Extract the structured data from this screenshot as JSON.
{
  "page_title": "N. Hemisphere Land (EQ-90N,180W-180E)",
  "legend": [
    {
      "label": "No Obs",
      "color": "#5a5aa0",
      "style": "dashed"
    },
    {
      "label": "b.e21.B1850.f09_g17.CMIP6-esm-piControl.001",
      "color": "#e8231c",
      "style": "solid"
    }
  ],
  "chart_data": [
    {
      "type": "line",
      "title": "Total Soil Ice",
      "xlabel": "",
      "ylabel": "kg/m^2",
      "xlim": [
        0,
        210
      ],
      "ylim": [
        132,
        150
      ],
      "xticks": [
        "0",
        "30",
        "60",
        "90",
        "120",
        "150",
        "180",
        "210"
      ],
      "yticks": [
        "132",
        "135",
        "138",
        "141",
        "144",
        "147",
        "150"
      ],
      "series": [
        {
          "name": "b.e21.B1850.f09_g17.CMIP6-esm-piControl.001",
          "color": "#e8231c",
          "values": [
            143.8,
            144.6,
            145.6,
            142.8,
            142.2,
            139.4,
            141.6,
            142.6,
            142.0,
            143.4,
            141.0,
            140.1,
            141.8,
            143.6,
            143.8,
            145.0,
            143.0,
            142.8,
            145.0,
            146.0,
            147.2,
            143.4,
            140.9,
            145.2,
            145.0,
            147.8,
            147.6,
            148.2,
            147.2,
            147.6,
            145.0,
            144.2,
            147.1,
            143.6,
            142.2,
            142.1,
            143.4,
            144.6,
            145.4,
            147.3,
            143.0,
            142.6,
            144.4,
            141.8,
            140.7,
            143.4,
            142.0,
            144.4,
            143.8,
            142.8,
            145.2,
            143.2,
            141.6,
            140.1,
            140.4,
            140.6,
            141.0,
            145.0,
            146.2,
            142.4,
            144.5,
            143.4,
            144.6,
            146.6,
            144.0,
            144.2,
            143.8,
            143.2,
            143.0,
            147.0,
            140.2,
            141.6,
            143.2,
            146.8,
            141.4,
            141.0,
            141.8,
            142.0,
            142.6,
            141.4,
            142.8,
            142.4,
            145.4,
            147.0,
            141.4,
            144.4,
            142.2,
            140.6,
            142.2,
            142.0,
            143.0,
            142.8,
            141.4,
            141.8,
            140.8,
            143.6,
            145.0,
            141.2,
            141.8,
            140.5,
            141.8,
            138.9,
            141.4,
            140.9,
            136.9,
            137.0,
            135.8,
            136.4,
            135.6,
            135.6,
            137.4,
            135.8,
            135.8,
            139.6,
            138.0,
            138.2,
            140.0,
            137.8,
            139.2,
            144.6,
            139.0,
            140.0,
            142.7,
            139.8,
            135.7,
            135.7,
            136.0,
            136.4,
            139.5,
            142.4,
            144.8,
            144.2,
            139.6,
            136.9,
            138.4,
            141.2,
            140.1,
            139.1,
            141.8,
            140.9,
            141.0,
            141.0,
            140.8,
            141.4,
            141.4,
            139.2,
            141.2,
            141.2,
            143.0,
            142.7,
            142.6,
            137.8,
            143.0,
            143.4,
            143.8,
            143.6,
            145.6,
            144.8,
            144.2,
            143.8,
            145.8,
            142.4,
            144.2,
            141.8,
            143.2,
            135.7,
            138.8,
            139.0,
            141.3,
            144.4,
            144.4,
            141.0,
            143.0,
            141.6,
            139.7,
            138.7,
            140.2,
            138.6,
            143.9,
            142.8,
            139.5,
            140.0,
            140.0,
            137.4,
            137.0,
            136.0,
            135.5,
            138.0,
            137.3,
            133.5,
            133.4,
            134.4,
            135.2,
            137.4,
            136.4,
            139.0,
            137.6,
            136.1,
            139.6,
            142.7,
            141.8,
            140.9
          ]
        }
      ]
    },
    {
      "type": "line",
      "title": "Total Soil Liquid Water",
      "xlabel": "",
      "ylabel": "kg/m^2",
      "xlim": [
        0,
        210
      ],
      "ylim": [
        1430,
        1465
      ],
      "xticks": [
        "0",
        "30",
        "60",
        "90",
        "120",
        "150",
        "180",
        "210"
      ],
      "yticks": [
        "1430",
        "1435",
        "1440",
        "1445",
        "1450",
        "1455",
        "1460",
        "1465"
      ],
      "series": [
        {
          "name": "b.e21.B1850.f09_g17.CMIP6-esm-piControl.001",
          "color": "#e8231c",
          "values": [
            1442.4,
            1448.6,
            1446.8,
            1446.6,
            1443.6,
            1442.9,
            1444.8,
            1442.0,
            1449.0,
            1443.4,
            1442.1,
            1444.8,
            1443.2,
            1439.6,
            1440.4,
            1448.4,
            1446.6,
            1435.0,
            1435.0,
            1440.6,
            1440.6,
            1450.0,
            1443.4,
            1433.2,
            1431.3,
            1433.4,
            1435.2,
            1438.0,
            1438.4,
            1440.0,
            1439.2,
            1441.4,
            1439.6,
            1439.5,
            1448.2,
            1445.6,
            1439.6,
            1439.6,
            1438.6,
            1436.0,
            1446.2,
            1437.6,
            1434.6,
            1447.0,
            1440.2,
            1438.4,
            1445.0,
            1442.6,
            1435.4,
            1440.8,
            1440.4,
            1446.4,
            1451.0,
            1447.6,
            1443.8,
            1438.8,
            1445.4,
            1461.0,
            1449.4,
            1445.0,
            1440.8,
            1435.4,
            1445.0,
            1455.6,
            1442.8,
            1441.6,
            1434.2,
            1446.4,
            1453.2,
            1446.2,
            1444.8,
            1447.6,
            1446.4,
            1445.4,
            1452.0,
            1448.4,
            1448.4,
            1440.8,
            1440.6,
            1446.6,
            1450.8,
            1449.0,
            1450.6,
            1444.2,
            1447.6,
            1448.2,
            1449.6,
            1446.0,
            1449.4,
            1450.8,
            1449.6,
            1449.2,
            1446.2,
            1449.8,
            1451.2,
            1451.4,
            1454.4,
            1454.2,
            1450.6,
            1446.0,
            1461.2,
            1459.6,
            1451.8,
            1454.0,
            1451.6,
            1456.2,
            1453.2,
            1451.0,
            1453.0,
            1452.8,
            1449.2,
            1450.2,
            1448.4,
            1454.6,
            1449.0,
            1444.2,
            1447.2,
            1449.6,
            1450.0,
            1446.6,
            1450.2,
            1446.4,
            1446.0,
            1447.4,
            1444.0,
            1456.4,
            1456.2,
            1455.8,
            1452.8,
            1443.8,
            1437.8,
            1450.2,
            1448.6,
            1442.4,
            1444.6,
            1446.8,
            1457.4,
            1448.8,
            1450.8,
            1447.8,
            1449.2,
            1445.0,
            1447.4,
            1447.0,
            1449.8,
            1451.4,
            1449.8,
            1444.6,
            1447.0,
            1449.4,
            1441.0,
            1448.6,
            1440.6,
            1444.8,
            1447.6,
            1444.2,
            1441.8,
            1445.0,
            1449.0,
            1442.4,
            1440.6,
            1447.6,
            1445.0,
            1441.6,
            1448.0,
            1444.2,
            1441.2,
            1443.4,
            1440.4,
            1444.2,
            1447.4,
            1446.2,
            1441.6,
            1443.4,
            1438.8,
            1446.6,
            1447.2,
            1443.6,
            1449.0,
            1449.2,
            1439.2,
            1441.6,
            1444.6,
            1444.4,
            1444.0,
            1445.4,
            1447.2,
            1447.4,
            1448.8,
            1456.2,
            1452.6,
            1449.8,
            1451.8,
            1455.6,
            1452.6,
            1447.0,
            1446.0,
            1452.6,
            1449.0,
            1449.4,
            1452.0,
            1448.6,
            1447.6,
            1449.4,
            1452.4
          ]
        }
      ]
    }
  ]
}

◆ ◆ ◆ ◆ ◆ ◆ ◆

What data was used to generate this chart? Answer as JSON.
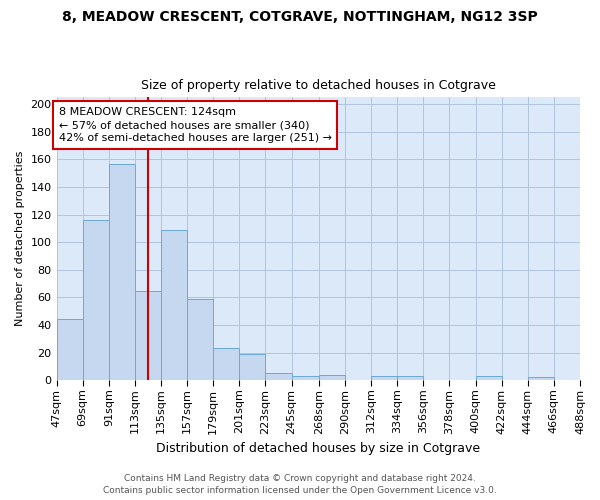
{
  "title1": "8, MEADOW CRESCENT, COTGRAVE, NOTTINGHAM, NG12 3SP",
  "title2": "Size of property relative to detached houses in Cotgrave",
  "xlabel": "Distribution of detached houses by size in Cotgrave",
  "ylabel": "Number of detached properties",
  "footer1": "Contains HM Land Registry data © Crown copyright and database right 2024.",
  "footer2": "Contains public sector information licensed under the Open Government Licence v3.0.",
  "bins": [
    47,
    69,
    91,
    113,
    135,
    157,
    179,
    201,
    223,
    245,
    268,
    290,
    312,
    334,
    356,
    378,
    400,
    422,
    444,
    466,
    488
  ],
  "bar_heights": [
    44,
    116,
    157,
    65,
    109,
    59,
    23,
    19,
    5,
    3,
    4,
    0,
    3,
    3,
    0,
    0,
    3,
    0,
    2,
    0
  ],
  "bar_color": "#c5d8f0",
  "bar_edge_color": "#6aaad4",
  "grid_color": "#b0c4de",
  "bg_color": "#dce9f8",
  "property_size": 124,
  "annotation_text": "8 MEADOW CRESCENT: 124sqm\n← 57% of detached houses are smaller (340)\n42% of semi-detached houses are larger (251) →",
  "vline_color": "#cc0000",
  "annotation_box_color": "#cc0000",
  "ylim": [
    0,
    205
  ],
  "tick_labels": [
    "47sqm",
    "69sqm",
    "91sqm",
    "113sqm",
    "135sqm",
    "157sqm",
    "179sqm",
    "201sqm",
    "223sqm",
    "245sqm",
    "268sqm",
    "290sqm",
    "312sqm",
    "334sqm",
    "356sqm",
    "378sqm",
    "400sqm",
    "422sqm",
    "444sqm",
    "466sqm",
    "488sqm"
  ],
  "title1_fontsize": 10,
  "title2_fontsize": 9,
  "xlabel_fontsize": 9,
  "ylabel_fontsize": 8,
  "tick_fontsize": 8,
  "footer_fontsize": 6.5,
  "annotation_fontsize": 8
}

◆ ◆ ◆ ◆ ◆ ◆ ◆

■ GIVEN PROBLEM:
Where a line above contains the string "this", copy that line.

■ COMPLETE RESPONSE:
Extract the structured data from this screenshot as JSON.
What data was used to generate this chart? Answer as JSON.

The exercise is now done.